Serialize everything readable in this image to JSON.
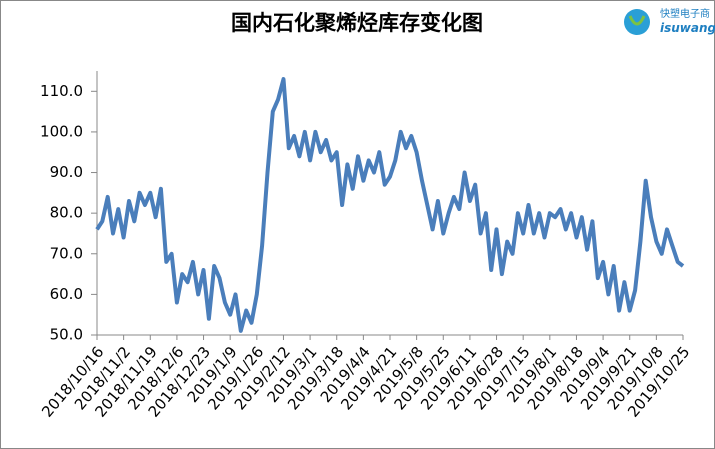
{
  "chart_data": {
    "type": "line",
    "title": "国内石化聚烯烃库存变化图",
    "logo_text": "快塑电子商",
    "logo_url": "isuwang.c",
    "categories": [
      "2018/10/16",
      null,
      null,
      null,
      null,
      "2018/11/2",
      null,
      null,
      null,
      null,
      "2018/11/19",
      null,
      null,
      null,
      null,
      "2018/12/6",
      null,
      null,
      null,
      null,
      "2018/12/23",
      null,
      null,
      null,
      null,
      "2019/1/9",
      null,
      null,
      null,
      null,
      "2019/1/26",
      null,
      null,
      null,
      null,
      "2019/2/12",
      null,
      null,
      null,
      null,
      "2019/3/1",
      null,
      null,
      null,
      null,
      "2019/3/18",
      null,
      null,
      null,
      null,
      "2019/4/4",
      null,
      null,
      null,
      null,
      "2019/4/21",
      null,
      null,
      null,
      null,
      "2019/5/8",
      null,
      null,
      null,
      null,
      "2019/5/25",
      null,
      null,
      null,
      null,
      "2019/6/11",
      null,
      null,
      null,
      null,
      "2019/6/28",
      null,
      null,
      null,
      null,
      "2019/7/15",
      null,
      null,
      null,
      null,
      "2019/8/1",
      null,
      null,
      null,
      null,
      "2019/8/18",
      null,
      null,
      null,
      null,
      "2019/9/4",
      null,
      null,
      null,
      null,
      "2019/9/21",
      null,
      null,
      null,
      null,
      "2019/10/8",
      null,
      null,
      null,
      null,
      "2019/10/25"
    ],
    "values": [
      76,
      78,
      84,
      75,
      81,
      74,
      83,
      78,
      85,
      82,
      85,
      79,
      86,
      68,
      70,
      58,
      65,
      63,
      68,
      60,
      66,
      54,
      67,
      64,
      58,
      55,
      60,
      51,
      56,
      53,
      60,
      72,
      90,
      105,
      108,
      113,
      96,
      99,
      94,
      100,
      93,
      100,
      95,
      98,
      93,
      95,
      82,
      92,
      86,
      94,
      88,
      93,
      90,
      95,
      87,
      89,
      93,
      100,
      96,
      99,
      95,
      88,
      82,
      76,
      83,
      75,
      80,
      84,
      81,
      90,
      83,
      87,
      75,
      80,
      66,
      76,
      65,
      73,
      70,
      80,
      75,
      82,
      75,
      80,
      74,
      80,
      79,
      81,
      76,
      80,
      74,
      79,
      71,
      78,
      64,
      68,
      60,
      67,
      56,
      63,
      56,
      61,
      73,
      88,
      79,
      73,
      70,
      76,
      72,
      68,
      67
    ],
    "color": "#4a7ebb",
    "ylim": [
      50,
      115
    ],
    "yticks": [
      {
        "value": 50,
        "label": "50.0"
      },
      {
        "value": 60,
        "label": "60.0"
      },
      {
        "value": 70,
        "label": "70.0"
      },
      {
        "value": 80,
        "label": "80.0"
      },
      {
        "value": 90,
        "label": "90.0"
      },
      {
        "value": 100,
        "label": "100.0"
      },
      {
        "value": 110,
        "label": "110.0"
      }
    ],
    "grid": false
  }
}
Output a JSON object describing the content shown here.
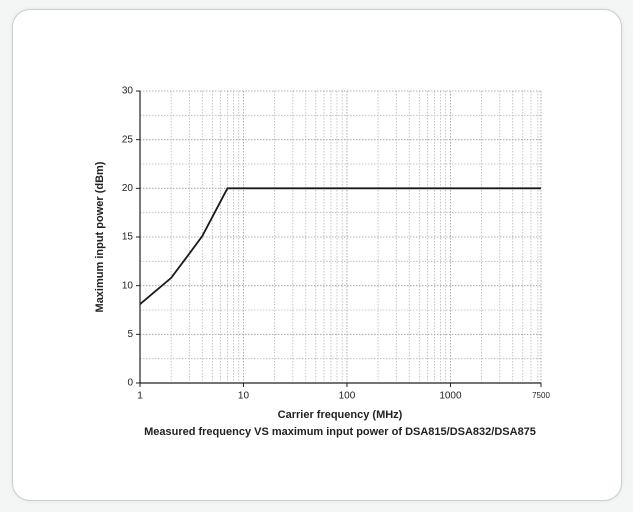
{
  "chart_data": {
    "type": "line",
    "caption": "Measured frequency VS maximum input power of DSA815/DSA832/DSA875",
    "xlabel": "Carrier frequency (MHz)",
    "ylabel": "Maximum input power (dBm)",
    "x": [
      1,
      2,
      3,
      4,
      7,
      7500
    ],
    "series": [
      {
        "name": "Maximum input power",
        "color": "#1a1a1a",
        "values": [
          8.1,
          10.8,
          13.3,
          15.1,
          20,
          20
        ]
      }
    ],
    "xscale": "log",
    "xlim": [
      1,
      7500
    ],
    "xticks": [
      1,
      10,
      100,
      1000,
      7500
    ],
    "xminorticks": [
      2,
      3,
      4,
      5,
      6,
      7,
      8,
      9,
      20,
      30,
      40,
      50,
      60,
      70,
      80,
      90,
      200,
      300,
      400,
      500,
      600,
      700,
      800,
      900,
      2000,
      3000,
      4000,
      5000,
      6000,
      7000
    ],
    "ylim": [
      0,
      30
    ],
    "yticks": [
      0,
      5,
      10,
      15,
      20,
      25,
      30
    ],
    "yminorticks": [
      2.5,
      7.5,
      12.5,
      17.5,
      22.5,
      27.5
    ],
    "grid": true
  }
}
====
Required work: Without including any pictures, output all the entries above exactly.

The completed task:
Serialize everything readable in this image to JSON.
{
  "chart_data": {
    "type": "line",
    "title": "国内石化聚烯烃库存变化图",
    "logo_text": "快塑电子商",
    "logo_url": "isuwang.c",
    "categories": [
      "2018/10/16",
      null,
      null,
      null,
      null,
      "2018/11/2",
      null,
      null,
      null,
      null,
      "2018/11/19",
      null,
      null,
      null,
      null,
      "2018/12/6",
      null,
      null,
      null,
      null,
      "2018/12/23",
      null,
      null,
      null,
      null,
      "2019/1/9",
      null,
      null,
      null,
      null,
      "2019/1/26",
      null,
      null,
      null,
      null,
      "2019/2/12",
      null,
      null,
      null,
      null,
      "2019/3/1",
      null,
      null,
      null,
      null,
      "2019/3/18",
      null,
      null,
      null,
      null,
      "2019/4/4",
      null,
      null,
      null,
      null,
      "2019/4/21",
      null,
      null,
      null,
      null,
      "2019/5/8",
      null,
      null,
      null,
      null,
      "2019/5/25",
      null,
      null,
      null,
      null,
      "2019/6/11",
      null,
      null,
      null,
      null,
      "2019/6/28",
      null,
      null,
      null,
      null,
      "2019/7/15",
      null,
      null,
      null,
      null,
      "2019/8/1",
      null,
      null,
      null,
      null,
      "2019/8/18",
      null,
      null,
      null,
      null,
      "2019/9/4",
      null,
      null,
      null,
      null,
      "2019/9/21",
      null,
      null,
      null,
      null,
      "2019/10/8",
      null,
      null,
      null,
      null,
      "2019/10/25"
    ],
    "values": [
      76,
      78,
      84,
      75,
      81,
      74,
      83,
      78,
      85,
      82,
      85,
      79,
      86,
      68,
      70,
      58,
      65,
      63,
      68,
      60,
      66,
      54,
      67,
      64,
      58,
      55,
      60,
      51,
      56,
      53,
      60,
      72,
      90,
      105,
      108,
      113,
      96,
      99,
      94,
      100,
      93,
      100,
      95,
      98,
      93,
      95,
      82,
      92,
      86,
      94,
      88,
      93,
      90,
      95,
      87,
      89,
      93,
      100,
      96,
      99,
      95,
      88,
      82,
      76,
      83,
      75,
      80,
      84,
      81,
      90,
      83,
      87,
      75,
      80,
      66,
      76,
      65,
      73,
      70,
      80,
      75,
      82,
      75,
      80,
      74,
      80,
      79,
      81,
      76,
      80,
      74,
      79,
      71,
      78,
      64,
      68,
      60,
      67,
      56,
      63,
      56,
      61,
      73,
      88,
      79,
      73,
      70,
      76,
      72,
      68,
      67
    ],
    "color": "#4a7ebb",
    "ylim": [
      50,
      115
    ],
    "yticks": [
      {
        "value": 50,
        "label": "50.0"
      },
      {
        "value": 60,
        "label": "60.0"
      },
      {
        "value": 70,
        "label": "70.0"
      },
      {
        "value": 80,
        "label": "80.0"
      },
      {
        "value": 90,
        "label": "90.0"
      },
      {
        "value": 100,
        "label": "100.0"
      },
      {
        "value": 110,
        "label": "110.0"
      }
    ],
    "grid": false
  }
}
Output a JSON object describing the content shown here.
{
  "chart_data": {
    "type": "line",
    "caption": "Measured frequency VS maximum input power of DSA815/DSA832/DSA875",
    "xlabel": "Carrier frequency (MHz)",
    "ylabel": "Maximum input power (dBm)",
    "x": [
      1,
      2,
      3,
      4,
      7,
      7500
    ],
    "series": [
      {
        "name": "Maximum input power",
        "color": "#1a1a1a",
        "values": [
          8.1,
          10.8,
          13.3,
          15.1,
          20,
          20
        ]
      }
    ],
    "xscale": "log",
    "xlim": [
      1,
      7500
    ],
    "xticks": [
      1,
      10,
      100,
      1000,
      7500
    ],
    "xminorticks": [
      2,
      3,
      4,
      5,
      6,
      7,
      8,
      9,
      20,
      30,
      40,
      50,
      60,
      70,
      80,
      90,
      200,
      300,
      400,
      500,
      600,
      700,
      800,
      900,
      2000,
      3000,
      4000,
      5000,
      6000,
      7000
    ],
    "ylim": [
      0,
      30
    ],
    "yticks": [
      0,
      5,
      10,
      15,
      20,
      25,
      30
    ],
    "yminorticks": [
      2.5,
      7.5,
      12.5,
      17.5,
      22.5,
      27.5
    ],
    "grid": true
  }
}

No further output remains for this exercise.